◆ Task ◆
Print the lines of the material from its very start through the line containing "- card-title: Passed: [40, 150, 121, 177]", inclusive, reproducing each one without any change.

◆ Material for this exercise ◆
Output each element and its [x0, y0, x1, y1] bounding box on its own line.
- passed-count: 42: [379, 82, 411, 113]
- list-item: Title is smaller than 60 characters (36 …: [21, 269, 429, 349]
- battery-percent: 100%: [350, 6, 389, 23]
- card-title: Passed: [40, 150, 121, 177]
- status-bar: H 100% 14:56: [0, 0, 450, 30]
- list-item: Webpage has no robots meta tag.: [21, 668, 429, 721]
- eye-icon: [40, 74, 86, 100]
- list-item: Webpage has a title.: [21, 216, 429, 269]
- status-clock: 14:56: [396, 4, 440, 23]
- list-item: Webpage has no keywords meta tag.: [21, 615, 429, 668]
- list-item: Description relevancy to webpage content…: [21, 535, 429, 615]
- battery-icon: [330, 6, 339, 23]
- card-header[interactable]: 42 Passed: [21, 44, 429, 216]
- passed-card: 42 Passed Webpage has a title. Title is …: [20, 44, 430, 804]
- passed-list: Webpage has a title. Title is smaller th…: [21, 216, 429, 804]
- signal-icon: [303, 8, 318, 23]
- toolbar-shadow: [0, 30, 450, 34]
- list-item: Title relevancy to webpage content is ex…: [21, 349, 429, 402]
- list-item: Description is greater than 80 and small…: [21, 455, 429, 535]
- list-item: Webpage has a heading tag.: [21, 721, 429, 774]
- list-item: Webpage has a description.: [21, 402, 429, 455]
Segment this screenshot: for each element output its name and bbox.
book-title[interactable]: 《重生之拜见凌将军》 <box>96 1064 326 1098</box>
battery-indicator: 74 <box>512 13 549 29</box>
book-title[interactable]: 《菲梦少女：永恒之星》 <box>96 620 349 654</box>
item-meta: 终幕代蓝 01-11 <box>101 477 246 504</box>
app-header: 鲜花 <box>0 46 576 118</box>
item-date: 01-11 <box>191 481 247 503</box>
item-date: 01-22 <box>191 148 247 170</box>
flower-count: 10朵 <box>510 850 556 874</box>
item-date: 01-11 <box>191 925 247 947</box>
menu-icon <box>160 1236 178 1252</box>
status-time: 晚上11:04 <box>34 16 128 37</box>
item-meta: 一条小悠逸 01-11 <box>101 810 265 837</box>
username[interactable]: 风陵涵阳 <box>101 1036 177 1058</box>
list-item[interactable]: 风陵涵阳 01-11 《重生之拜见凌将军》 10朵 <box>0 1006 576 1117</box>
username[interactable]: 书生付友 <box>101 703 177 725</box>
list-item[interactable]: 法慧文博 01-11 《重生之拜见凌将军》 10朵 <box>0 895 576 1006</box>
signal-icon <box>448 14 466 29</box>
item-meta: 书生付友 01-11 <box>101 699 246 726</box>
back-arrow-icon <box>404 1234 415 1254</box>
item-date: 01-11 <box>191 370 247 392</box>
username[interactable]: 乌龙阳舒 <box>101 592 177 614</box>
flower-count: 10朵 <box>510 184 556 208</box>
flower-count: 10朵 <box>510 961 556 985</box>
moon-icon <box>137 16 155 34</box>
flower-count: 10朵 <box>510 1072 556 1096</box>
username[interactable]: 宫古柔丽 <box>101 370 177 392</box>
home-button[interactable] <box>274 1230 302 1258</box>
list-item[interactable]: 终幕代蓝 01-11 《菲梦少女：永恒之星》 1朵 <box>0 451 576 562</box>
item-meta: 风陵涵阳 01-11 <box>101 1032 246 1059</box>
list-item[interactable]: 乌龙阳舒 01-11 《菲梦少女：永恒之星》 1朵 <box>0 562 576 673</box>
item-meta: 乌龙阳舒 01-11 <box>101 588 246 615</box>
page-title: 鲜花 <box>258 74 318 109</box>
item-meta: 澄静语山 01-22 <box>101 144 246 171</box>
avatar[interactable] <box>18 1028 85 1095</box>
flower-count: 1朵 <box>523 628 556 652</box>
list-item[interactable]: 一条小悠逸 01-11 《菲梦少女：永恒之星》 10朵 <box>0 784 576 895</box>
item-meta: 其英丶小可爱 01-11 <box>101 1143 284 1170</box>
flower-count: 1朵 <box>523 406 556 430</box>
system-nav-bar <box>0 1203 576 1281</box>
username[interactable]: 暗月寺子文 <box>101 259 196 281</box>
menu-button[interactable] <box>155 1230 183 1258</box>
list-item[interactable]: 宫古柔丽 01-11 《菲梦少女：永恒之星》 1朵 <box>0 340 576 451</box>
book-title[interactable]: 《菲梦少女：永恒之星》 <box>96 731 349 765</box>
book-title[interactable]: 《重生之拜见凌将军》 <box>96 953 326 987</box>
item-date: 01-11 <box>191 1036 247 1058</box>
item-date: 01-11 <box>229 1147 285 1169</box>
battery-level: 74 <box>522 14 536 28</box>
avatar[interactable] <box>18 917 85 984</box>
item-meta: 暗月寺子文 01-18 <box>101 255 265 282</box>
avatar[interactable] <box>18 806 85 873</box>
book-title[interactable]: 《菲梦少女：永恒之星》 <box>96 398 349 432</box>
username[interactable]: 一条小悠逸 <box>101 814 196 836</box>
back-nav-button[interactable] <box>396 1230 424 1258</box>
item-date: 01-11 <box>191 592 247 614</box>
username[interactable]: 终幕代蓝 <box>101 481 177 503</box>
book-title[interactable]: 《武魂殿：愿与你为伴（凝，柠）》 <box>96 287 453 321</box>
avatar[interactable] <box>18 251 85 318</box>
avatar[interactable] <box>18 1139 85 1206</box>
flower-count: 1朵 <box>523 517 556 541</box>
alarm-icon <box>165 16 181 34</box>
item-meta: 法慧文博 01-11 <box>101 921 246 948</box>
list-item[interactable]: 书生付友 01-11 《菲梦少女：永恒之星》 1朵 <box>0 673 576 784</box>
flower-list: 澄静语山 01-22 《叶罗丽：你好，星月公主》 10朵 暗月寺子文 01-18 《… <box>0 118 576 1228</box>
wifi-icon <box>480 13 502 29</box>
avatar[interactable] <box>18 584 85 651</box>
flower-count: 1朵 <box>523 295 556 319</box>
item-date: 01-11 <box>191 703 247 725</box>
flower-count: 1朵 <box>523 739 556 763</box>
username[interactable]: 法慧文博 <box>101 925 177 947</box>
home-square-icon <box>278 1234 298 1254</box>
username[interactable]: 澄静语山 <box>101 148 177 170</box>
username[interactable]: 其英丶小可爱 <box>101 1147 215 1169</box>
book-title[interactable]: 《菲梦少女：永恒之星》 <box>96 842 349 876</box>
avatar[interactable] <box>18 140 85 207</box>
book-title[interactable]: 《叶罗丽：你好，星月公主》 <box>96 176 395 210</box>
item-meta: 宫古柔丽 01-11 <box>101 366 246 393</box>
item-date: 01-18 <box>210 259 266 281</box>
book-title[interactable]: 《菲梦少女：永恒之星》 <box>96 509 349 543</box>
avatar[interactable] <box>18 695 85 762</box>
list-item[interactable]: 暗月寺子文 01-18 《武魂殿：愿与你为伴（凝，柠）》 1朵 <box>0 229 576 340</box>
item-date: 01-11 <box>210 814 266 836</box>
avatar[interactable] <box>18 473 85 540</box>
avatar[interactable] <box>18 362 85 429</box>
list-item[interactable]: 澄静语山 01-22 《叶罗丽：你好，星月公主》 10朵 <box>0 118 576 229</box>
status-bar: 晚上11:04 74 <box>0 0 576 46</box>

◆ Solution to this task ◆
Output each element and its [x0, y0, x1, y1] bounding box on its own line.
- passed-count: 42: [379, 82, 411, 113]
- list-item: Title is smaller than 60 characters (36 …: [21, 269, 429, 349]
- battery-percent: 100%: [350, 6, 389, 23]
- card-title: Passed: [40, 150, 121, 177]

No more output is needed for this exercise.